Records from a data source:
BEGIN
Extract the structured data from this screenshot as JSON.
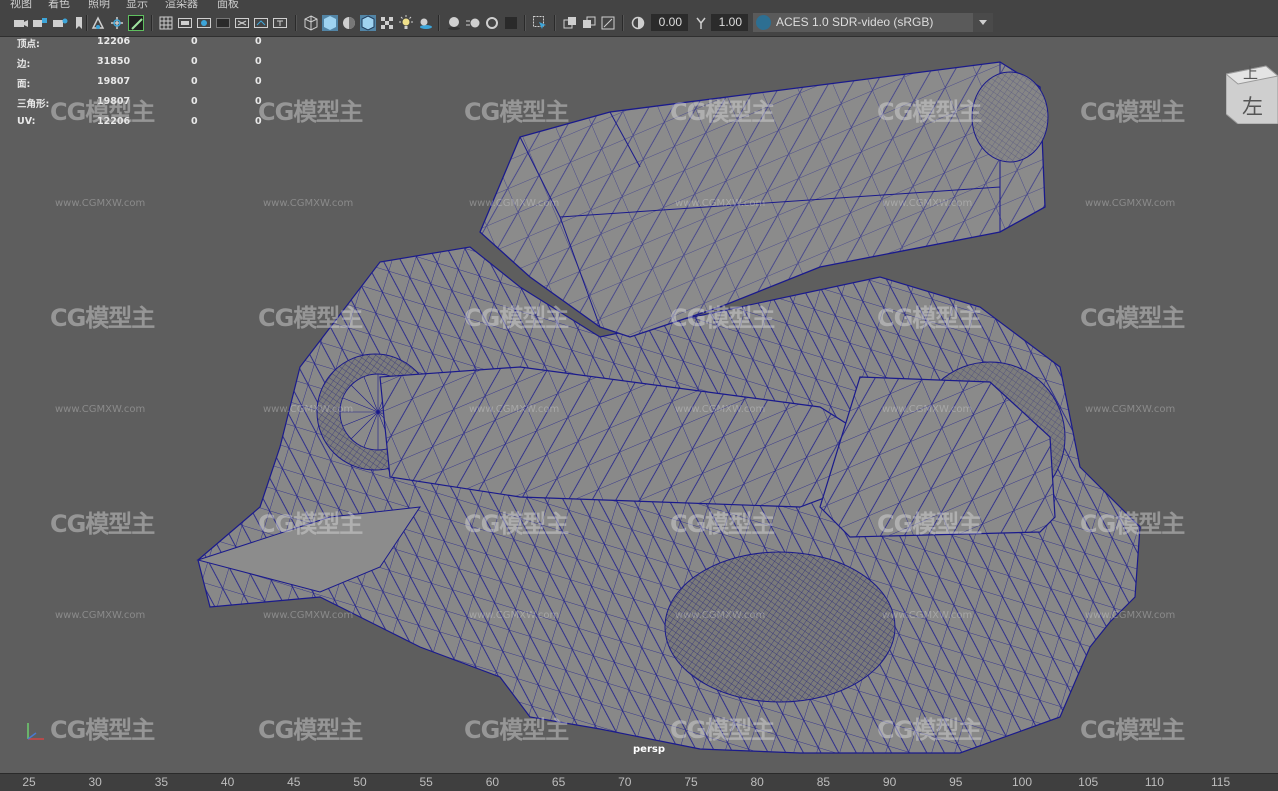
{
  "menu": {
    "items": [
      "视图",
      "着色",
      "照明",
      "显示",
      "渲染器",
      "面板"
    ]
  },
  "toolbar": {
    "icons": [
      "camera-icon",
      "camera-attr-icon",
      "bookmark-icon",
      "image-plane-icon",
      "grid-icon",
      "film-gate-icon",
      "resolution-gate-icon",
      "gate-mask-icon",
      "field-chart-icon",
      "safe-action-icon",
      "safe-title-icon",
      "wireframe-icon",
      "smooth-shade-icon",
      "use-default-material-icon",
      "wireframe-on-shaded-icon",
      "textured-icon",
      "lights-icon",
      "shadows-icon",
      "screen-ambient-occlusion-icon",
      "motion-blur-icon",
      "anti-aliasing-icon",
      "isolate-select-icon",
      "xray-icon",
      "xray-active-icon",
      "xray-joints-icon",
      "backface-culling-icon",
      "exposure-icon",
      "gamma-icon"
    ],
    "exposure_value": "0.00",
    "gamma_value": "1.00",
    "color_space": "ACES 1.0 SDR-video (sRGB)"
  },
  "hud": {
    "rows": [
      {
        "label": "顶点:",
        "a": "12206",
        "b": "0",
        "c": "0"
      },
      {
        "label": "边:",
        "a": "31850",
        "b": "0",
        "c": "0"
      },
      {
        "label": "面:",
        "a": "19807",
        "b": "0",
        "c": "0"
      },
      {
        "label": "三角形:",
        "a": "19807",
        "b": "0",
        "c": "0"
      },
      {
        "label": "UV:",
        "a": "12206",
        "b": "0",
        "c": "0"
      }
    ]
  },
  "viewcube": {
    "top_face": "上",
    "side_face": "左"
  },
  "watermark": {
    "logo": "CG模型主",
    "url": "www.CGMXW.com"
  },
  "camera_label": "persp",
  "timeline": {
    "ticks": [
      "25",
      "30",
      "35",
      "40",
      "45",
      "50",
      "55",
      "60",
      "65",
      "70",
      "75",
      "80",
      "85",
      "90",
      "95",
      "100",
      "105",
      "110",
      "115"
    ]
  },
  "colors": {
    "wire": "#1a1a8c",
    "shaded": "#8a8a8a",
    "viewport_bg": "#5e5e5e"
  }
}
END
◆ **YOUR TASK**: Copy every line of the data that holds the string "shaded".

◆ **EXERCISE RESULT**:
      "wireframe-on-shaded-icon",
    "shaded": "#8a8a8a",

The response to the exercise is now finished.